═══ EXCERPTED RECORDS ═══

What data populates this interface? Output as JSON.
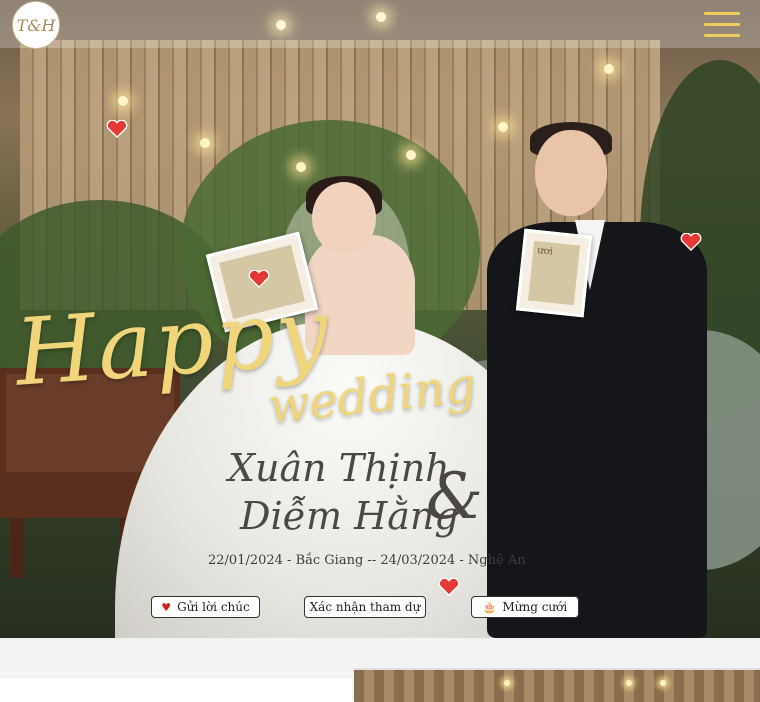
{
  "header": {
    "logo_text": "T&H",
    "menu_icon": "hamburger-icon",
    "accent_color": "#f1cd5f"
  },
  "hero": {
    "happy": "Happy",
    "wedding": "wedding",
    "groom_name": "Xuân Thịnh",
    "ampersand": "&",
    "bride_name": "Diễm Hằng",
    "dates": "22/01/2024 - Bắc Giang  --  24/03/2024 - Nghệ An",
    "script_color": "#f0d57a",
    "name_color": "#4a4744"
  },
  "props": {
    "card_left_text": "",
    "card_right_text": "ươi"
  },
  "actions": {
    "send_wishes": "Gửi lời chúc",
    "confirm_attendance": "Xác nhận tham dự",
    "gift": "Mừng cưới",
    "send_wishes_icon": "heart-icon",
    "gift_icon": "gift-icon"
  },
  "decor": {
    "heart_color": "#e53935"
  }
}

═══

EXERCISE
Pictures are to be left out; repeat all the remaining data exactly.

RESULT OF THE EXERCISE
What data populates this interface? Output as JSON.
{
  "header": {
    "logo_text": "T&H",
    "menu_icon": "hamburger-icon",
    "accent_color": "#f1cd5f"
  },
  "hero": {
    "happy": "Happy",
    "wedding": "wedding",
    "groom_name": "Xuân Thịnh",
    "ampersand": "&",
    "bride_name": "Diễm Hằng",
    "dates": "22/01/2024 - Bắc Giang  --  24/03/2024 - Nghệ An",
    "script_color": "#f0d57a",
    "name_color": "#4a4744"
  },
  "props": {
    "card_left_text": "",
    "card_right_text": "ươi"
  },
  "actions": {
    "send_wishes": "Gửi lời chúc",
    "confirm_attendance": "Xác nhận tham dự",
    "gift": "Mừng cưới",
    "send_wishes_icon": "heart-icon",
    "gift_icon": "gift-icon"
  },
  "decor": {
    "heart_color": "#e53935"
  }
}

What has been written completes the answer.